[YOUR OBJECTIVE]:
Work out how many lines of the listing hold the string "mean". Answer with that number alone.

[SOURCE MATERIAL]:
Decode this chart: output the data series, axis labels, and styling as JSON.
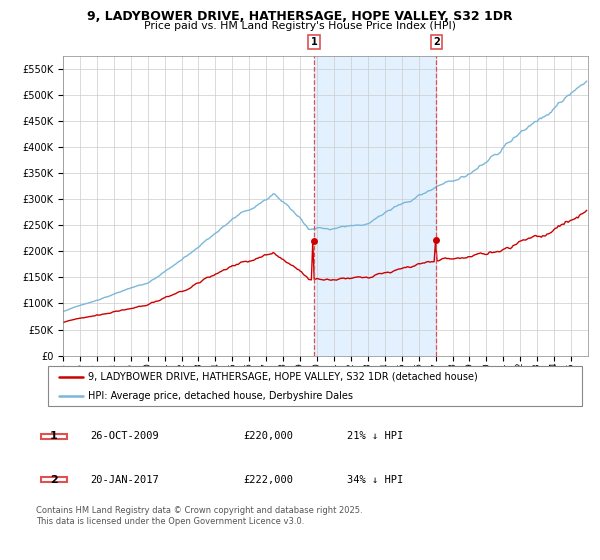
{
  "title": "9, LADYBOWER DRIVE, HATHERSAGE, HOPE VALLEY, S32 1DR",
  "subtitle": "Price paid vs. HM Land Registry's House Price Index (HPI)",
  "ylim": [
    0,
    575000
  ],
  "yticks": [
    0,
    50000,
    100000,
    150000,
    200000,
    250000,
    300000,
    350000,
    400000,
    450000,
    500000,
    550000
  ],
  "ytick_labels": [
    "£0",
    "£50K",
    "£100K",
    "£150K",
    "£200K",
    "£250K",
    "£300K",
    "£350K",
    "£400K",
    "£450K",
    "£500K",
    "£550K"
  ],
  "hpi_color": "#7ab8d9",
  "price_color": "#cc0000",
  "vline_color": "#e05050",
  "shade_color": "#ddeeff",
  "t1_date_num": 14178,
  "t2_date_num": 17186,
  "t1_price": 220000,
  "t2_price": 222000,
  "legend_entries": [
    "9, LADYBOWER DRIVE, HATHERSAGE, HOPE VALLEY, S32 1DR (detached house)",
    "HPI: Average price, detached house, Derbyshire Dales"
  ],
  "footnote": "Contains HM Land Registry data © Crown copyright and database right 2025.\nThis data is licensed under the Open Government Licence v3.0.",
  "table_rows": [
    [
      "1",
      "26-OCT-2009",
      "£220,000",
      "21% ↓ HPI"
    ],
    [
      "2",
      "20-JAN-2017",
      "£222,000",
      "34% ↓ HPI"
    ]
  ],
  "x_start_year": 1995,
  "x_end_year": 2025
}
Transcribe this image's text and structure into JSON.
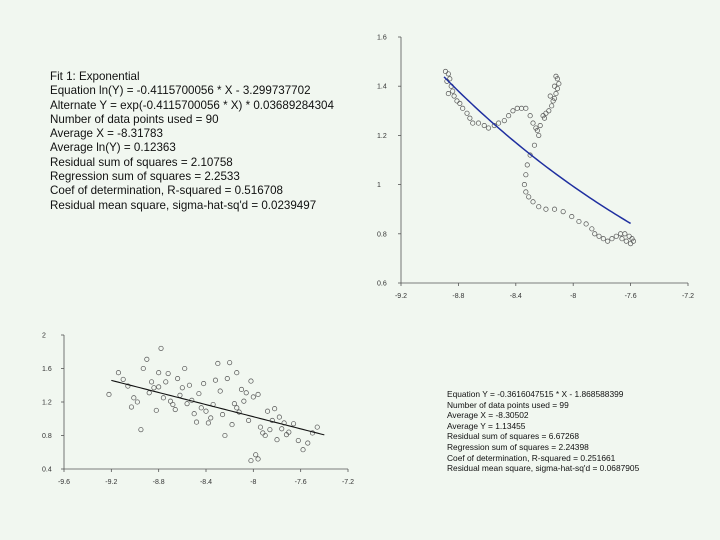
{
  "stats_top": {
    "lines": [
      "Fit 1: Exponential",
      "Equation ln(Y) = -0.4115700056 * X - 3.299737702",
      "Alternate Y = exp(-0.4115700056 * X) * 0.03689284304",
      "Number of data points used = 90",
      "Average X = -8.31783",
      "Average ln(Y) = 0.12363",
      "Residual sum of squares = 2.10758",
      "Regression sum of squares = 2.2533",
      "Coef of determination, R-squared = 0.516708",
      "Residual mean square, sigma-hat-sq'd = 0.0239497"
    ]
  },
  "stats_bottom": {
    "lines": [
      "Equation Y = -0.3616047515 * X - 1.868588399",
      "Number of data points used = 99",
      "Average X = -8.30502",
      "Average Y = 1.13455",
      "Residual sum of squares = 6.67268",
      "Regression sum of squares = 2.24398",
      "Coef of determination, R-squared = 0.251661",
      "Residual mean square, sigma-hat-sq'd = 0.0687905"
    ]
  },
  "chart_data": [
    {
      "type": "scatter",
      "title": "",
      "xlabel": "",
      "ylabel": "",
      "xlim": [
        -9.2,
        -7.2
      ],
      "ylim": [
        0.6,
        1.6
      ],
      "grid": false,
      "x_ticks": [
        -9.2,
        -8.8,
        -8.4,
        -8.0,
        -7.6,
        -7.2
      ],
      "x_tick_labels": [
        "-9.2",
        "-8.8",
        "-8.4",
        "-8",
        "-7.6",
        "-7.2"
      ],
      "y_ticks": [
        1.6,
        1.4,
        1.2,
        1.0,
        0.8,
        0.6
      ],
      "y_tick_labels": [
        "1.6",
        "1.4",
        "1.2",
        "1",
        "0.8",
        "0.6"
      ],
      "fit": {
        "kind": "exponential",
        "a": 0.03689284304,
        "b": -0.4115700056,
        "x_range": [
          -8.9,
          -7.6
        ]
      },
      "points": [
        [
          -8.89,
          1.46
        ],
        [
          -8.87,
          1.45
        ],
        [
          -8.86,
          1.43
        ],
        [
          -8.88,
          1.42
        ],
        [
          -8.85,
          1.4
        ],
        [
          -8.84,
          1.38
        ],
        [
          -8.83,
          1.36
        ],
        [
          -8.87,
          1.37
        ],
        [
          -8.81,
          1.34
        ],
        [
          -8.79,
          1.33
        ],
        [
          -8.77,
          1.31
        ],
        [
          -8.74,
          1.29
        ],
        [
          -8.72,
          1.27
        ],
        [
          -8.7,
          1.25
        ],
        [
          -8.66,
          1.25
        ],
        [
          -8.62,
          1.24
        ],
        [
          -8.59,
          1.23
        ],
        [
          -8.55,
          1.24
        ],
        [
          -8.52,
          1.25
        ],
        [
          -8.48,
          1.26
        ],
        [
          -8.45,
          1.28
        ],
        [
          -8.42,
          1.3
        ],
        [
          -8.39,
          1.31
        ],
        [
          -8.36,
          1.31
        ],
        [
          -8.33,
          1.31
        ],
        [
          -8.3,
          1.28
        ],
        [
          -8.28,
          1.25
        ],
        [
          -8.26,
          1.23
        ],
        [
          -8.25,
          1.22
        ],
        [
          -8.23,
          1.24
        ],
        [
          -8.21,
          1.28
        ],
        [
          -8.19,
          1.29
        ],
        [
          -8.17,
          1.3
        ],
        [
          -8.15,
          1.32
        ],
        [
          -8.14,
          1.34
        ],
        [
          -8.13,
          1.35
        ],
        [
          -8.12,
          1.37
        ],
        [
          -8.11,
          1.39
        ],
        [
          -8.1,
          1.41
        ],
        [
          -8.11,
          1.43
        ],
        [
          -8.12,
          1.44
        ],
        [
          -8.13,
          1.4
        ],
        [
          -8.16,
          1.36
        ],
        [
          -8.2,
          1.27
        ],
        [
          -8.24,
          1.2
        ],
        [
          -8.27,
          1.16
        ],
        [
          -8.3,
          1.12
        ],
        [
          -8.32,
          1.08
        ],
        [
          -8.33,
          1.04
        ],
        [
          -8.34,
          1.0
        ],
        [
          -8.33,
          0.97
        ],
        [
          -8.31,
          0.95
        ],
        [
          -8.28,
          0.93
        ],
        [
          -8.24,
          0.91
        ],
        [
          -8.19,
          0.9
        ],
        [
          -8.13,
          0.9
        ],
        [
          -8.07,
          0.89
        ],
        [
          -8.01,
          0.87
        ],
        [
          -7.96,
          0.85
        ],
        [
          -7.91,
          0.84
        ],
        [
          -7.87,
          0.82
        ],
        [
          -7.85,
          0.8
        ],
        [
          -7.82,
          0.79
        ],
        [
          -7.79,
          0.78
        ],
        [
          -7.76,
          0.77
        ],
        [
          -7.73,
          0.78
        ],
        [
          -7.7,
          0.79
        ],
        [
          -7.67,
          0.8
        ],
        [
          -7.64,
          0.8
        ],
        [
          -7.61,
          0.79
        ],
        [
          -7.59,
          0.78
        ],
        [
          -7.58,
          0.77
        ],
        [
          -7.6,
          0.76
        ],
        [
          -7.63,
          0.77
        ],
        [
          -7.66,
          0.78
        ]
      ]
    },
    {
      "type": "scatter",
      "title": "",
      "xlabel": "",
      "ylabel": "",
      "xlim": [
        -9.6,
        -7.2
      ],
      "ylim": [
        0.4,
        2.0
      ],
      "grid": false,
      "x_ticks": [
        -9.6,
        -9.2,
        -8.8,
        -8.4,
        -8.0,
        -7.6,
        -7.2
      ],
      "x_tick_labels": [
        "-9.6",
        "-9.2",
        "-8.8",
        "-8.4",
        "-8",
        "-7.6",
        "-7.2"
      ],
      "y_ticks": [
        2.0,
        1.6,
        1.2,
        0.8,
        0.4
      ],
      "y_tick_labels": [
        "2",
        "1.6",
        "1.2",
        "0.8",
        "0.4"
      ],
      "fit": {
        "kind": "linear",
        "slope": -0.3616047515,
        "intercept": -1.868588399,
        "x_range": [
          -9.2,
          -7.4
        ]
      },
      "points": [
        [
          -9.22,
          1.29
        ],
        [
          -9.14,
          1.55
        ],
        [
          -9.1,
          1.47
        ],
        [
          -9.06,
          1.39
        ],
        [
          -9.03,
          1.14
        ],
        [
          -9.01,
          1.25
        ],
        [
          -8.98,
          1.2
        ],
        [
          -8.95,
          0.87
        ],
        [
          -8.93,
          1.6
        ],
        [
          -8.9,
          1.71
        ],
        [
          -8.88,
          1.31
        ],
        [
          -8.86,
          1.44
        ],
        [
          -8.84,
          1.37
        ],
        [
          -8.82,
          1.1
        ],
        [
          -8.8,
          1.38
        ],
        [
          -8.78,
          1.84
        ],
        [
          -8.76,
          1.25
        ],
        [
          -8.74,
          1.44
        ],
        [
          -8.72,
          1.54
        ],
        [
          -8.7,
          1.21
        ],
        [
          -8.68,
          1.17
        ],
        [
          -8.66,
          1.11
        ],
        [
          -8.64,
          1.48
        ],
        [
          -8.62,
          1.28
        ],
        [
          -8.6,
          1.37
        ],
        [
          -8.58,
          1.6
        ],
        [
          -8.56,
          1.18
        ],
        [
          -8.54,
          1.4
        ],
        [
          -8.52,
          1.22
        ],
        [
          -8.5,
          1.06
        ],
        [
          -8.48,
          0.96
        ],
        [
          -8.46,
          1.3
        ],
        [
          -8.44,
          1.13
        ],
        [
          -8.42,
          1.42
        ],
        [
          -8.4,
          1.09
        ],
        [
          -8.38,
          0.95
        ],
        [
          -8.36,
          1.01
        ],
        [
          -8.34,
          1.17
        ],
        [
          -8.32,
          1.46
        ],
        [
          -8.3,
          1.66
        ],
        [
          -8.28,
          1.33
        ],
        [
          -8.26,
          1.05
        ],
        [
          -8.24,
          0.8
        ],
        [
          -8.22,
          1.48
        ],
        [
          -8.2,
          1.67
        ],
        [
          -8.18,
          0.93
        ],
        [
          -8.16,
          1.18
        ],
        [
          -8.14,
          1.13
        ],
        [
          -8.12,
          1.08
        ],
        [
          -8.1,
          1.35
        ],
        [
          -8.08,
          1.21
        ],
        [
          -8.06,
          1.31
        ],
        [
          -8.04,
          0.98
        ],
        [
          -8.02,
          1.45
        ],
        [
          -8.0,
          1.26
        ],
        [
          -7.98,
          0.57
        ],
        [
          -7.96,
          1.29
        ],
        [
          -7.94,
          0.9
        ],
        [
          -7.92,
          0.83
        ],
        [
          -7.9,
          0.8
        ],
        [
          -7.88,
          1.09
        ],
        [
          -7.86,
          0.87
        ],
        [
          -7.84,
          0.98
        ],
        [
          -7.82,
          1.12
        ],
        [
          -7.8,
          0.75
        ],
        [
          -7.78,
          1.02
        ],
        [
          -7.76,
          0.88
        ],
        [
          -7.74,
          0.95
        ],
        [
          -7.72,
          0.81
        ],
        [
          -7.7,
          0.84
        ],
        [
          -7.66,
          0.94
        ],
        [
          -7.62,
          0.74
        ],
        [
          -7.58,
          0.63
        ],
        [
          -7.54,
          0.71
        ],
        [
          -7.5,
          0.83
        ],
        [
          -7.46,
          0.9
        ],
        [
          -8.8,
          1.55
        ],
        [
          -8.14,
          1.55
        ],
        [
          -7.96,
          0.52
        ],
        [
          -8.02,
          0.5
        ]
      ]
    }
  ]
}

[SOLUTION FOR THIS TASK]:
2